All of the data should be output character for character, except the pictures.
═════ RECORDED INFORMATION
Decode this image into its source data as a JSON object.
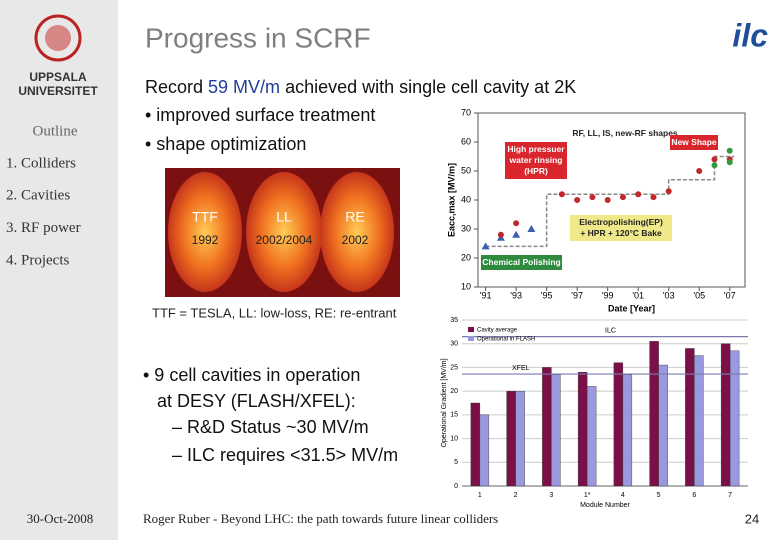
{
  "header": {
    "title": "Progress in SCRF",
    "logo": "ilc"
  },
  "sidebar": {
    "logo_lines": [
      "UPPSALA",
      "UNIVERSITET"
    ],
    "outline_title": "Outline",
    "items": [
      "1. Colliders",
      "2. Cavities",
      "3. RF power",
      "4. Projects"
    ],
    "date": "30-Oct-2008"
  },
  "body": {
    "record": {
      "before": "Record ",
      "highlight": "59 MV/m",
      "after": " achieved with single cell cavity at 2K"
    },
    "bullets": [
      "• improved surface treatment",
      "• shape optimization"
    ],
    "cavity_image": {
      "labels": [
        {
          "name": "TTF",
          "year": "1992"
        },
        {
          "name": "LL",
          "year": "2002/2004"
        },
        {
          "name": "RE",
          "year": "2002"
        }
      ],
      "caption": "TTF = TESLA, LL: low-loss, RE: re-entrant"
    },
    "bullets2": {
      "lines": [
        "• 9 cell cavities in operation",
        "at DESY (FLASH/XFEL):"
      ],
      "sub": [
        "– R&D Status ~30 MV/m",
        "– ILC requires <31.5> MV/m"
      ]
    }
  },
  "chart_data": [
    {
      "type": "scatter",
      "xlabel": "Date [Year]",
      "ylabel": "Eacc,max [MV/m]",
      "xlim": [
        1990.5,
        2008
      ],
      "xticks": [
        {
          "value": 1991,
          "label": "'91"
        },
        {
          "value": 1993,
          "label": "'93"
        },
        {
          "value": 1995,
          "label": "'95"
        },
        {
          "value": 1997,
          "label": "'97"
        },
        {
          "value": 1999,
          "label": "'99"
        },
        {
          "value": 2001,
          "label": "'01"
        },
        {
          "value": 2003,
          "label": "'03"
        },
        {
          "value": 2005,
          "label": "'05"
        },
        {
          "value": 2007,
          "label": "'07"
        }
      ],
      "ylim": [
        10,
        70
      ],
      "yticks": [
        10,
        20,
        30,
        40,
        50,
        60,
        70
      ],
      "trend": {
        "color": "#888888",
        "x": [
          1991,
          1995,
          1995,
          2003,
          2003,
          2006,
          2006,
          2007.3
        ],
        "values": [
          24,
          24,
          42,
          42,
          47,
          47,
          55,
          55
        ]
      },
      "series": [
        {
          "color": "#3a5fb0",
          "marker": "triangle",
          "x": [
            1991,
            1992,
            1993,
            1994
          ],
          "values": [
            24,
            27,
            28,
            30
          ]
        },
        {
          "color": "#c0282e",
          "marker": "circle",
          "x": [
            1992,
            1993,
            1996,
            1997,
            1998,
            1999,
            2000,
            2001,
            2002,
            2003,
            2005,
            2006,
            2007
          ],
          "values": [
            28,
            32,
            42,
            40,
            41,
            40,
            41,
            42,
            41,
            43,
            50,
            54,
            54
          ]
        },
        {
          "color": "#2f9a3c",
          "marker": "circle",
          "x": [
            2006,
            2007,
            2007
          ],
          "values": [
            52,
            53,
            57
          ]
        }
      ],
      "annotations": [
        {
          "lines": [
            "RF, LL, IS, new-RF shapes"
          ]
        },
        {
          "lines": [
            "High pressuer",
            "water rinsing",
            "(HPR)"
          ]
        },
        {
          "lines": [
            "New Shape"
          ]
        },
        {
          "lines": [
            "Electropolishing(EP)",
            "+ HPR + 120°C Bake"
          ]
        },
        {
          "lines": [
            "Chemical Polishing"
          ]
        }
      ]
    },
    {
      "type": "bar",
      "xlabel": "Module Number",
      "ylabel": "Operational Gradient [MV/m]",
      "categories": [
        "1",
        "2",
        "3",
        "1*",
        "4",
        "5",
        "6",
        "7"
      ],
      "series": [
        {
          "name": "Cavity average",
          "color": "#7b1048",
          "values": [
            17.5,
            20,
            25,
            24,
            26,
            30.5,
            29,
            30
          ]
        },
        {
          "name": "Operational in FLASH",
          "color": "#9b99dd",
          "values": [
            15,
            20,
            23.5,
            21,
            23.5,
            25.5,
            27.5,
            28.5
          ]
        }
      ],
      "ylim": [
        0,
        35
      ],
      "yticks": [
        0,
        5,
        10,
        15,
        20,
        25,
        30,
        35
      ],
      "grid": true,
      "reference_lines": [
        {
          "label": "ILC",
          "value": 31.5
        },
        {
          "label": "XFEL",
          "value": 23.6
        }
      ]
    }
  ],
  "footer": {
    "text": "Roger Ruber - Beyond LHC: the path towards future linear colliders",
    "page": "24"
  }
}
══════════
*WRITTEN REPLY*:
Decode this image into its source data as a JSON object.
{
  "header": {
    "title": "Progress in SCRF",
    "logo": "ilc"
  },
  "sidebar": {
    "logo_lines": [
      "UPPSALA",
      "UNIVERSITET"
    ],
    "outline_title": "Outline",
    "items": [
      "1. Colliders",
      "2. Cavities",
      "3. RF power",
      "4. Projects"
    ],
    "date": "30-Oct-2008"
  },
  "body": {
    "record": {
      "before": "Record ",
      "highlight": "59 MV/m",
      "after": " achieved with single cell cavity at 2K"
    },
    "bullets": [
      "• improved surface treatment",
      "• shape optimization"
    ],
    "cavity_image": {
      "labels": [
        {
          "name": "TTF",
          "year": "1992"
        },
        {
          "name": "LL",
          "year": "2002/2004"
        },
        {
          "name": "RE",
          "year": "2002"
        }
      ],
      "caption": "TTF = TESLA, LL: low-loss, RE: re-entrant"
    },
    "bullets2": {
      "lines": [
        "• 9 cell cavities in operation",
        "at DESY (FLASH/XFEL):"
      ],
      "sub": [
        "– R&D Status ~30 MV/m",
        "– ILC requires <31.5> MV/m"
      ]
    }
  },
  "chart_data": [
    {
      "type": "scatter",
      "xlabel": "Date [Year]",
      "ylabel": "Eacc,max [MV/m]",
      "xlim": [
        1990.5,
        2008
      ],
      "xticks": [
        {
          "value": 1991,
          "label": "'91"
        },
        {
          "value": 1993,
          "label": "'93"
        },
        {
          "value": 1995,
          "label": "'95"
        },
        {
          "value": 1997,
          "label": "'97"
        },
        {
          "value": 1999,
          "label": "'99"
        },
        {
          "value": 2001,
          "label": "'01"
        },
        {
          "value": 2003,
          "label": "'03"
        },
        {
          "value": 2005,
          "label": "'05"
        },
        {
          "value": 2007,
          "label": "'07"
        }
      ],
      "ylim": [
        10,
        70
      ],
      "yticks": [
        10,
        20,
        30,
        40,
        50,
        60,
        70
      ],
      "trend": {
        "color": "#888888",
        "x": [
          1991,
          1995,
          1995,
          2003,
          2003,
          2006,
          2006,
          2007.3
        ],
        "values": [
          24,
          24,
          42,
          42,
          47,
          47,
          55,
          55
        ]
      },
      "series": [
        {
          "color": "#3a5fb0",
          "marker": "triangle",
          "x": [
            1991,
            1992,
            1993,
            1994
          ],
          "values": [
            24,
            27,
            28,
            30
          ]
        },
        {
          "color": "#c0282e",
          "marker": "circle",
          "x": [
            1992,
            1993,
            1996,
            1997,
            1998,
            1999,
            2000,
            2001,
            2002,
            2003,
            2005,
            2006,
            2007
          ],
          "values": [
            28,
            32,
            42,
            40,
            41,
            40,
            41,
            42,
            41,
            43,
            50,
            54,
            54
          ]
        },
        {
          "color": "#2f9a3c",
          "marker": "circle",
          "x": [
            2006,
            2007,
            2007
          ],
          "values": [
            52,
            53,
            57
          ]
        }
      ],
      "annotations": [
        {
          "lines": [
            "RF, LL, IS, new-RF shapes"
          ]
        },
        {
          "lines": [
            "High pressuer",
            "water rinsing",
            "(HPR)"
          ]
        },
        {
          "lines": [
            "New Shape"
          ]
        },
        {
          "lines": [
            "Electropolishing(EP)",
            "+ HPR + 120°C Bake"
          ]
        },
        {
          "lines": [
            "Chemical Polishing"
          ]
        }
      ]
    },
    {
      "type": "bar",
      "xlabel": "Module Number",
      "ylabel": "Operational Gradient [MV/m]",
      "categories": [
        "1",
        "2",
        "3",
        "1*",
        "4",
        "5",
        "6",
        "7"
      ],
      "series": [
        {
          "name": "Cavity average",
          "color": "#7b1048",
          "values": [
            17.5,
            20,
            25,
            24,
            26,
            30.5,
            29,
            30
          ]
        },
        {
          "name": "Operational in FLASH",
          "color": "#9b99dd",
          "values": [
            15,
            20,
            23.5,
            21,
            23.5,
            25.5,
            27.5,
            28.5
          ]
        }
      ],
      "ylim": [
        0,
        35
      ],
      "yticks": [
        0,
        5,
        10,
        15,
        20,
        25,
        30,
        35
      ],
      "grid": true,
      "reference_lines": [
        {
          "label": "ILC",
          "value": 31.5
        },
        {
          "label": "XFEL",
          "value": 23.6
        }
      ]
    }
  ],
  "footer": {
    "text": "Roger Ruber - Beyond LHC: the path towards future linear colliders",
    "page": "24"
  }
}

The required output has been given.